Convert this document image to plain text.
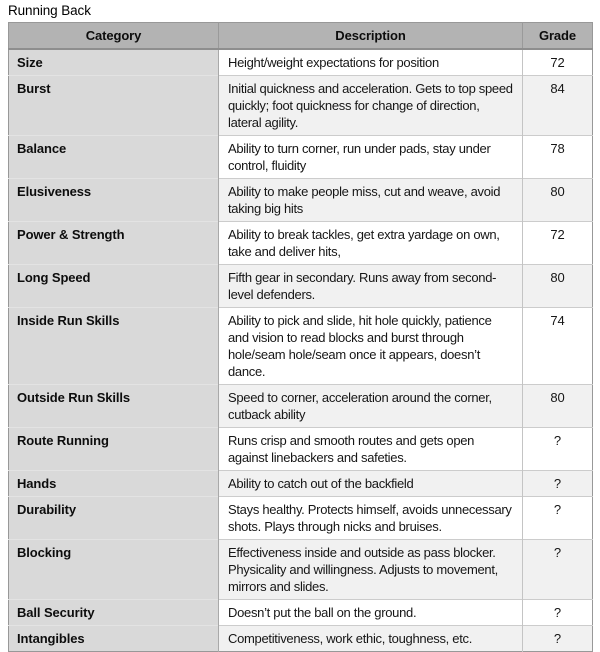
Running Back
Category	Description	Grade
Size	Height/weight expectations for position	72
Burst	Initial quickness and acceleration. Gets to top speed quickly; foot quickness for change of direction, lateral agility.	84
Balance	Ability to turn corner, run under pads, stay under control, fluidity	78
Elusiveness	Ability to make people miss, cut and weave, avoid taking big hits	80
Power & Strength	Ability to break tackles, get extra yardage on own, take and deliver hits,	72
Long Speed	Fifth gear in secondary. Runs away from second-level defenders.	80
Inside Run Skills	Ability to pick and slide, hit hole quickly, patience and vision to read blocks and burst through hole/seam hole/seam once it appears, doesn’t dance.	74
Outside Run Skills	Speed to corner, acceleration around the corner, cutback ability	80
Route Running	Runs crisp and smooth routes and gets open against linebackers and safeties.	?
Hands	Ability to catch out of the backfield	?
Durability	Stays healthy. Protects himself, avoids unnecessary shots. Plays through nicks and bruises.	?
Blocking	Effectiveness inside and outside as pass blocker. Physicality and willingness. Adjusts to movement, mirrors and slides.	?
Ball Security	Doesn’t put the ball on the ground.	?
Intangibles	Competitiveness, work ethic, toughness, etc.	?
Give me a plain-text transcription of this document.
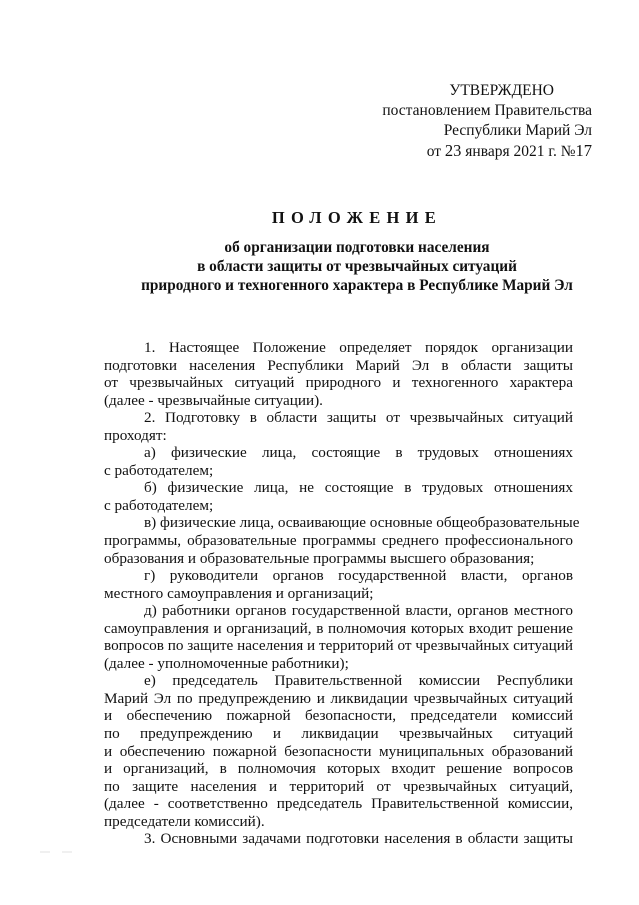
УТВЕРЖДЕНО
постановлением Правительства
Республики Марий Эл
от 23 января 2021 г. №17
ПОЛОЖЕНИЕ
об организации подготовки населения
в области защиты от чрезвычайных ситуаций
природного и техногенного характера в Республике Марий Эл
1. Настоящее Положение определяет порядок организации
подготовки населения Республики Марий Эл в области защиты
от чрезвычайных ситуаций природного и техногенного характера
(далее - чрезвычайные ситуации).
2. Подготовку в области защиты от чрезвычайных ситуаций
проходят:
а) физические лица, состоящие в трудовых отношениях
с работодателем;
б) физические лица, не состоящие в трудовых отношениях
с работодателем;
в) физические лица, осваивающие основные общеобразовательные
программы, образовательные программы среднего профессионального
образования и образовательные программы высшего образования;
г) руководители органов государственной власти, органов
местного самоуправления и организаций;
д) работники органов государственной власти, органов местного
самоуправления и организаций, в полномочия которых входит решение
вопросов по защите населения и территорий от чрезвычайных ситуаций
(далее - уполномоченные работники);
е) председатель Правительственной комиссии Республики
Марий Эл по предупреждению и ликвидации чрезвычайных ситуаций
и обеспечению пожарной безопасности, председатели комиссий
по предупреждению и ликвидации чрезвычайных ситуаций
и обеспечению пожарной безопасности муниципальных образований
и организаций, в полномочия которых входит решение вопросов
по защите населения и территорий от чрезвычайных ситуаций,
(далее - соответственно председатель Правительственной комиссии,
председатели комиссий).
3. Основными задачами подготовки населения в области защиты
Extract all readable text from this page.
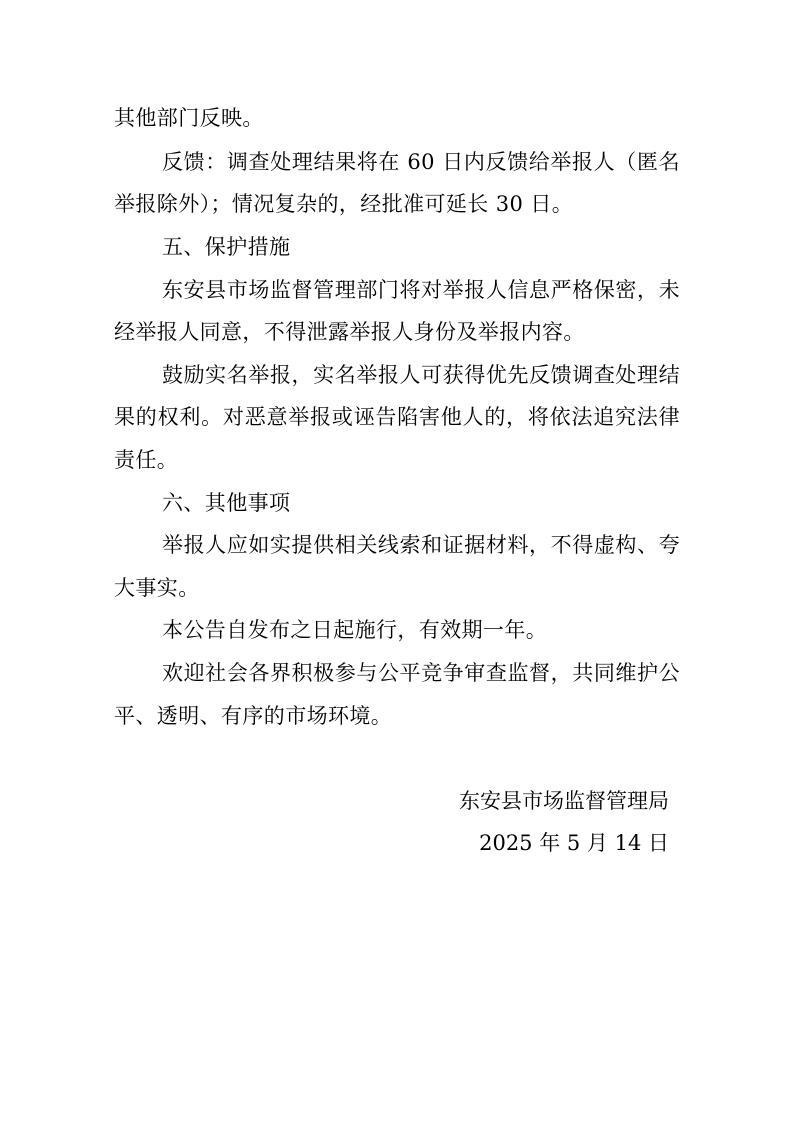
其他部门反映。
反馈：调查处理结果将在 60 日内反馈给举报人（匿名
举报除外）；情况复杂的，经批准可延长 30 日。
五、保护措施
东安县市场监督管理部门将对举报人信息严格保密，未
经举报人同意，不得泄露举报人身份及举报内容。
鼓励实名举报，实名举报人可获得优先反馈调查处理结
果的权利。对恶意举报或诬告陷害他人的，将依法追究法律
责任。
六、其他事项
举报人应如实提供相关线索和证据材料，不得虚构、夸
大事实。
本公告自发布之日起施行，有效期一年。
欢迎社会各界积极参与公平竞争审查监督，共同维护公
平、透明、有序的市场环境。
东安县市场监督管理局
2025 年 5 月 14 日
--*--
- _EXERCISE DESCRIPTION_
Output exactly the lines from the one containing "Extract all readable text from this page." through the last line of the records above, both included, leaving out any pictures.

- _THE RESULT_
Extract all readable text from this page.
其他部门反映。
反馈：调查处理结果将在 60 日内反馈给举报人（匿名
举报除外）；情况复杂的，经批准可延长 30 日。
五、保护措施
东安县市场监督管理部门将对举报人信息严格保密，未
经举报人同意，不得泄露举报人身份及举报内容。
鼓励实名举报，实名举报人可获得优先反馈调查处理结
果的权利。对恶意举报或诬告陷害他人的，将依法追究法律
责任。
六、其他事项
举报人应如实提供相关线索和证据材料，不得虚构、夸
大事实。
本公告自发布之日起施行，有效期一年。
欢迎社会各界积极参与公平竞争审查监督，共同维护公
平、透明、有序的市场环境。
东安县市场监督管理局
2025 年 5 月 14 日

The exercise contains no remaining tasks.